Data listing:
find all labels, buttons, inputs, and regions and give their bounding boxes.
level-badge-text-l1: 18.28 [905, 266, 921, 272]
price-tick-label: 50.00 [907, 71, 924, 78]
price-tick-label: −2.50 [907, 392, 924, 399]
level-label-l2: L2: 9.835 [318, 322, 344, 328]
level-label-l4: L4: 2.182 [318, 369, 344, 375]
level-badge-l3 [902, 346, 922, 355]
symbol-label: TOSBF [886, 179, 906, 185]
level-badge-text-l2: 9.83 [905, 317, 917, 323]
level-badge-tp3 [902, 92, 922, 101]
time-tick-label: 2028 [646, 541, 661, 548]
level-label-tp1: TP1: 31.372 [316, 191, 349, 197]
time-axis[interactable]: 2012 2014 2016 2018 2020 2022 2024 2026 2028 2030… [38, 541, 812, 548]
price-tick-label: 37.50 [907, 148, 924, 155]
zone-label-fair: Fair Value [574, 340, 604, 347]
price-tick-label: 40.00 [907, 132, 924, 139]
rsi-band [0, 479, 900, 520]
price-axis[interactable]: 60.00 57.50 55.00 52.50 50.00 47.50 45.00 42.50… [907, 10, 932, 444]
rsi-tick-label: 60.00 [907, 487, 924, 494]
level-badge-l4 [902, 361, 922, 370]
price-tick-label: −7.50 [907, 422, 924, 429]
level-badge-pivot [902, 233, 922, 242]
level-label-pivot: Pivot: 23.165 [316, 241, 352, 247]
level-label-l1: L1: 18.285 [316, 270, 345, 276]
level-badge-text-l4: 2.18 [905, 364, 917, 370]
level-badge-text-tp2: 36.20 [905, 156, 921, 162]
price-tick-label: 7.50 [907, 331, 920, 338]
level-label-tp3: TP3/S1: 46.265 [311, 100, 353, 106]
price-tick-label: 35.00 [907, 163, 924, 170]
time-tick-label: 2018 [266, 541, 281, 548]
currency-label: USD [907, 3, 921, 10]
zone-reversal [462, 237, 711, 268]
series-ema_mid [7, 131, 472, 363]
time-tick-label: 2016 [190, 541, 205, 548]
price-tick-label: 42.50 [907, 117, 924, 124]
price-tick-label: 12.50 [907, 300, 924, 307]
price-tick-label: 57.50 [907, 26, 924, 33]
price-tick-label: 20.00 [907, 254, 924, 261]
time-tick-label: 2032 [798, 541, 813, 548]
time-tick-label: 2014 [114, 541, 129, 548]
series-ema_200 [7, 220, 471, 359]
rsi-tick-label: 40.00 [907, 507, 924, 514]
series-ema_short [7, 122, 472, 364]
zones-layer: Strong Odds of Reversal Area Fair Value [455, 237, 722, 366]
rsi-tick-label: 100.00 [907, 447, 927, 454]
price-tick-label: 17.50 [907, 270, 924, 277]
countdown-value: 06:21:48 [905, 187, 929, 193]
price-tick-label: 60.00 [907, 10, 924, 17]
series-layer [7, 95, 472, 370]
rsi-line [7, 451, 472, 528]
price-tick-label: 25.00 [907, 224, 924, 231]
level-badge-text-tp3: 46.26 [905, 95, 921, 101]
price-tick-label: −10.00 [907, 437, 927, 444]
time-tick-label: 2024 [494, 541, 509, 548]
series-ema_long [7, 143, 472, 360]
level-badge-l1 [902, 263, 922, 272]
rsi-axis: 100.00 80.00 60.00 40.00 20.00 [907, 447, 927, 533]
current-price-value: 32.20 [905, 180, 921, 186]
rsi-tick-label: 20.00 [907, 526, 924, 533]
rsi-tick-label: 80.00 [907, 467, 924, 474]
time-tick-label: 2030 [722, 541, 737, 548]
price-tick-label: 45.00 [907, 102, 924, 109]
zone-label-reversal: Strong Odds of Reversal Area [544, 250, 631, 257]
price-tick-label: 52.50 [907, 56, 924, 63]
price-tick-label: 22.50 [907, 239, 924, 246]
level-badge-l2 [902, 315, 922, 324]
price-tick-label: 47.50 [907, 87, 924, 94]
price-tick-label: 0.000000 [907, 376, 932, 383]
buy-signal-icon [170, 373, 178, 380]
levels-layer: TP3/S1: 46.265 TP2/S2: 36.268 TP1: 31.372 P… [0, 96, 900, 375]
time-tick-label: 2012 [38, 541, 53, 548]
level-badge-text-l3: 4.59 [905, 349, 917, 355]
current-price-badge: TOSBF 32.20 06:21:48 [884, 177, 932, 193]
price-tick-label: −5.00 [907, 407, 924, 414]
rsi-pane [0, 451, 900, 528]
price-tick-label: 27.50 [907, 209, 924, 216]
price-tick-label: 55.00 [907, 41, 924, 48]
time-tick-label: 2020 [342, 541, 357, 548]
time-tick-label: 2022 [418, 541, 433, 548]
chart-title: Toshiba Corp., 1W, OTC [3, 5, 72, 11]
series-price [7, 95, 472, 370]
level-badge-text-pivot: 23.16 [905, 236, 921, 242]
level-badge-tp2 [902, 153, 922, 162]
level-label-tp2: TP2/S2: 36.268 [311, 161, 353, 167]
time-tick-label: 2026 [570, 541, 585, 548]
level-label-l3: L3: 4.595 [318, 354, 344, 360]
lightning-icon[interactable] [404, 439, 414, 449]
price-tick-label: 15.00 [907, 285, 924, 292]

**Goal of the exercise**:
Reproduce every entry in the data listing above word for word, changing nothing.

**Solution for this task**:
find all labels, buttons, inputs, and regions and give their bounding boxes.
level-badge-text-l1: 18.28 [905, 266, 921, 272]
price-tick-label: 50.00 [907, 71, 924, 78]
price-tick-label: −2.50 [907, 392, 924, 399]
level-label-l2: L2: 9.835 [318, 322, 344, 328]
level-label-l4: L4: 2.182 [318, 369, 344, 375]
level-badge-l3 [902, 346, 922, 355]
symbol-label: TOSBF [886, 179, 906, 185]
level-badge-text-l2: 9.83 [905, 317, 917, 323]
level-badge-tp3 [902, 92, 922, 101]
time-tick-label: 2028 [646, 541, 661, 548]
level-label-tp1: TP1: 31.372 [316, 191, 349, 197]
time-axis[interactable]: 2012 2014 2016 2018 2020 2022 2024 2026 2028 2030… [38, 541, 812, 548]
price-tick-label: 37.50 [907, 148, 924, 155]
zone-label-fair: Fair Value [574, 340, 604, 347]
price-tick-label: 40.00 [907, 132, 924, 139]
rsi-band [0, 479, 900, 520]
price-axis[interactable]: 60.00 57.50 55.00 52.50 50.00 47.50 45.00 42.50… [907, 10, 932, 444]
rsi-tick-label: 60.00 [907, 487, 924, 494]
level-badge-l4 [902, 361, 922, 370]
price-tick-label: −7.50 [907, 422, 924, 429]
level-badge-pivot [902, 233, 922, 242]
level-label-pivot: Pivot: 23.165 [316, 241, 352, 247]
level-label-l1: L1: 18.285 [316, 270, 345, 276]
level-badge-text-l4: 2.18 [905, 364, 917, 370]
level-badge-text-tp2: 36.20 [905, 156, 921, 162]
price-tick-label: 7.50 [907, 331, 920, 338]
level-label-tp3: TP3/S1: 46.265 [311, 100, 353, 106]
price-tick-label: 35.00 [907, 163, 924, 170]
time-tick-label: 2018 [266, 541, 281, 548]
currency-label: USD [907, 3, 921, 10]
zone-reversal [462, 237, 711, 268]
series-ema_mid [7, 131, 472, 363]
time-tick-label: 2016 [190, 541, 205, 548]
price-tick-label: 42.50 [907, 117, 924, 124]
price-tick-label: 12.50 [907, 300, 924, 307]
price-tick-label: 57.50 [907, 26, 924, 33]
price-tick-label: 20.00 [907, 254, 924, 261]
time-tick-label: 2032 [798, 541, 813, 548]
time-tick-label: 2014 [114, 541, 129, 548]
series-ema_200 [7, 220, 471, 359]
rsi-tick-label: 40.00 [907, 507, 924, 514]
series-ema_short [7, 122, 472, 364]
zones-layer: Strong Odds of Reversal Area Fair Value [455, 237, 722, 366]
rsi-tick-label: 100.00 [907, 447, 927, 454]
price-tick-label: 17.50 [907, 270, 924, 277]
countdown-value: 06:21:48 [905, 187, 929, 193]
price-tick-label: 60.00 [907, 10, 924, 17]
series-layer [7, 95, 472, 370]
rsi-line [7, 451, 472, 528]
price-tick-label: 25.00 [907, 224, 924, 231]
level-badge-text-tp3: 46.26 [905, 95, 921, 101]
price-tick-label: −10.00 [907, 437, 927, 444]
time-tick-label: 2024 [494, 541, 509, 548]
series-ema_long [7, 143, 472, 360]
level-badge-l1 [902, 263, 922, 272]
rsi-axis: 100.00 80.00 60.00 40.00 20.00 [907, 447, 927, 533]
current-price-value: 32.20 [905, 180, 921, 186]
rsi-tick-label: 20.00 [907, 526, 924, 533]
rsi-tick-label: 80.00 [907, 467, 924, 474]
time-tick-label: 2030 [722, 541, 737, 548]
price-tick-label: 45.00 [907, 102, 924, 109]
zone-label-reversal: Strong Odds of Reversal Area [544, 250, 631, 257]
price-tick-label: 52.50 [907, 56, 924, 63]
price-tick-label: 22.50 [907, 239, 924, 246]
level-badge-l2 [902, 315, 922, 324]
price-tick-label: 47.50 [907, 87, 924, 94]
price-tick-label: 0.000000 [907, 376, 932, 383]
buy-signal-icon [170, 373, 178, 380]
levels-layer: TP3/S1: 46.265 TP2/S2: 36.268 TP1: 31.372 P… [0, 96, 900, 375]
time-tick-label: 2012 [38, 541, 53, 548]
level-badge-text-l3: 4.59 [905, 349, 917, 355]
current-price-badge: TOSBF 32.20 06:21:48 [884, 177, 932, 193]
price-tick-label: −5.00 [907, 407, 924, 414]
rsi-pane [0, 451, 900, 528]
price-tick-label: 27.50 [907, 209, 924, 216]
price-tick-label: 55.00 [907, 41, 924, 48]
time-tick-label: 2020 [342, 541, 357, 548]
time-tick-label: 2022 [418, 541, 433, 548]
chart-title: Toshiba Corp., 1W, OTC [3, 5, 72, 11]
series-price [7, 95, 472, 370]
level-badge-text-pivot: 23.16 [905, 236, 921, 242]
level-badge-tp2 [902, 153, 922, 162]
level-label-tp2: TP2/S2: 36.268 [311, 161, 353, 167]
time-tick-label: 2026 [570, 541, 585, 548]
level-label-l3: L3: 4.595 [318, 354, 344, 360]
lightning-icon[interactable] [404, 439, 414, 449]
price-tick-label: 15.00 [907, 285, 924, 292]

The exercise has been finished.